## Request
Work out the number of lines with "JSON" in them. Reply with that number and no other words.

## Input data
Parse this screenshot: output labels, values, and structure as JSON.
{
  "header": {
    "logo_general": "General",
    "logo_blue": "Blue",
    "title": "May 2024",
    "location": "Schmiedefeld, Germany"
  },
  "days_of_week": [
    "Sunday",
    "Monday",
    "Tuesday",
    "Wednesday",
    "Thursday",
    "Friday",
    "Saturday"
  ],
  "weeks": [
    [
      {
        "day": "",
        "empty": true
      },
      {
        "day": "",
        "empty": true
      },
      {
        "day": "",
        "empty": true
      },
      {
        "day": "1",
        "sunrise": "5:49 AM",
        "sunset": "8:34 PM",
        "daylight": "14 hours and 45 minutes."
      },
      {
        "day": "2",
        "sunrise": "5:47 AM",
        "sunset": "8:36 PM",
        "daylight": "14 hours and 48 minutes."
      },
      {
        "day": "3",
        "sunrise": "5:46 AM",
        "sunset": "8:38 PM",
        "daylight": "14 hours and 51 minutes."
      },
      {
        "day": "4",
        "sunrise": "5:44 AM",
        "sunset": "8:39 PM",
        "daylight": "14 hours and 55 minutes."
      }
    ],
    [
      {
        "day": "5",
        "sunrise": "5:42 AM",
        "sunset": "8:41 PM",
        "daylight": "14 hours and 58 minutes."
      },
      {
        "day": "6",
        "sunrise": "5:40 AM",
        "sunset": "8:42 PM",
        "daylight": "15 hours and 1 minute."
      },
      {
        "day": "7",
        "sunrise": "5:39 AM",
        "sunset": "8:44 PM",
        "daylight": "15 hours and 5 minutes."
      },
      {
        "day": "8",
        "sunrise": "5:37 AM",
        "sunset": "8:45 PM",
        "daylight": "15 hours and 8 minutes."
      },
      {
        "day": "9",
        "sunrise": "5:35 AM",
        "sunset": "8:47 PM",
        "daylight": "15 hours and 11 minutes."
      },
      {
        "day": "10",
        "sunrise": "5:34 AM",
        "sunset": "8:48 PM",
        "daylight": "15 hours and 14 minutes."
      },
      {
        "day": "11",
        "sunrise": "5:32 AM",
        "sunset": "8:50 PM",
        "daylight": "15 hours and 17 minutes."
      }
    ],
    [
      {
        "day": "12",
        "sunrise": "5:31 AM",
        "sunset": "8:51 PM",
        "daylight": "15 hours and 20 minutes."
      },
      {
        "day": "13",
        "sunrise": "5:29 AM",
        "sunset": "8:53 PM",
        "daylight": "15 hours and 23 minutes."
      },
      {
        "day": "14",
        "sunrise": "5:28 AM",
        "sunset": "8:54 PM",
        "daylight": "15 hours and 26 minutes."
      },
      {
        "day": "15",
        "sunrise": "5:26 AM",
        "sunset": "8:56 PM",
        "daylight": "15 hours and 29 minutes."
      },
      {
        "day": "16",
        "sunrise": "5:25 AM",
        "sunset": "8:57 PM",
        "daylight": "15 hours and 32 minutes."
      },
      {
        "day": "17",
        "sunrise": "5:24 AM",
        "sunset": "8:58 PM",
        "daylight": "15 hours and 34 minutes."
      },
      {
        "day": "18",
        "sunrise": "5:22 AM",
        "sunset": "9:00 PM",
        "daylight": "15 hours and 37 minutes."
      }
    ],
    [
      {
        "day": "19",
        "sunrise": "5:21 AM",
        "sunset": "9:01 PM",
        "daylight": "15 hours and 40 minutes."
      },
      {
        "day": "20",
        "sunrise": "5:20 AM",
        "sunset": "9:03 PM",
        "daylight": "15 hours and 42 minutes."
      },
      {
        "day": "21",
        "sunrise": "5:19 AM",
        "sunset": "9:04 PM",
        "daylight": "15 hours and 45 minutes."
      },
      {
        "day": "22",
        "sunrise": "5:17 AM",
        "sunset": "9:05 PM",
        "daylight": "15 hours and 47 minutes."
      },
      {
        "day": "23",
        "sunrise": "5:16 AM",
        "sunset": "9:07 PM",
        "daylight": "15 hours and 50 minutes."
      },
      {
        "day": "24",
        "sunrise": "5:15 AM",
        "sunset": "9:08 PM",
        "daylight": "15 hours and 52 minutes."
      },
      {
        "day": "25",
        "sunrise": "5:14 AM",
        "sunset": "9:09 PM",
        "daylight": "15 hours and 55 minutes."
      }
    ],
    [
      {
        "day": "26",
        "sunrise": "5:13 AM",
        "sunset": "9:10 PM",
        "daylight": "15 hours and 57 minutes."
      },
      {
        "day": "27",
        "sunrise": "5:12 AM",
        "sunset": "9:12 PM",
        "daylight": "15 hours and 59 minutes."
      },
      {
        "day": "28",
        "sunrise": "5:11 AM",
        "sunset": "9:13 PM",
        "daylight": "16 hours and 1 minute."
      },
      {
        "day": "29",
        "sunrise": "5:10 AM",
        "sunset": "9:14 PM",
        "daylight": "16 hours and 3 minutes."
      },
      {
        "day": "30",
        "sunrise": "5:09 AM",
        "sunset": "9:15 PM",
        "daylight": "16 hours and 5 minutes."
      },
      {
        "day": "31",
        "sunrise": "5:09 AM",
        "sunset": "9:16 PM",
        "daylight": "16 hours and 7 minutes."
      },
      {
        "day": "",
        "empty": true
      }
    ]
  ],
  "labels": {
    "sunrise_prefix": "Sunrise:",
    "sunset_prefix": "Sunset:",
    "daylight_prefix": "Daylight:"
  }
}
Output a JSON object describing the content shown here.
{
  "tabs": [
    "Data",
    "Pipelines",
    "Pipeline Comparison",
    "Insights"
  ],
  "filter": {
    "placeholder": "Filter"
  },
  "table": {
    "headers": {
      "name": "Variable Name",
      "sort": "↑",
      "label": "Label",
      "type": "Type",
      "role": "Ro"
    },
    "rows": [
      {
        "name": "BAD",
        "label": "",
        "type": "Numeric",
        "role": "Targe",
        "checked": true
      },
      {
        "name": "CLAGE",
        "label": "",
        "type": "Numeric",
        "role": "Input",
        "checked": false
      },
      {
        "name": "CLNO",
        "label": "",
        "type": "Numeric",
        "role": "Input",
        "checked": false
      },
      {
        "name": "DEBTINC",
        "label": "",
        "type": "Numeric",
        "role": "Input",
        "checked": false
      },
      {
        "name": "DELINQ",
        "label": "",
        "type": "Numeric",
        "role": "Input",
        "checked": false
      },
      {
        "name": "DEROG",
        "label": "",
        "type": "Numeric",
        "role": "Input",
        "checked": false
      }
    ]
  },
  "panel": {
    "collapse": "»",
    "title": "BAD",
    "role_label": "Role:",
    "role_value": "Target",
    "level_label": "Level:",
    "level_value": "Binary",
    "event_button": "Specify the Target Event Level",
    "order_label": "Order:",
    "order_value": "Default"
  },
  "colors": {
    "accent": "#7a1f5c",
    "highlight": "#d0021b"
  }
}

## Output of the task
2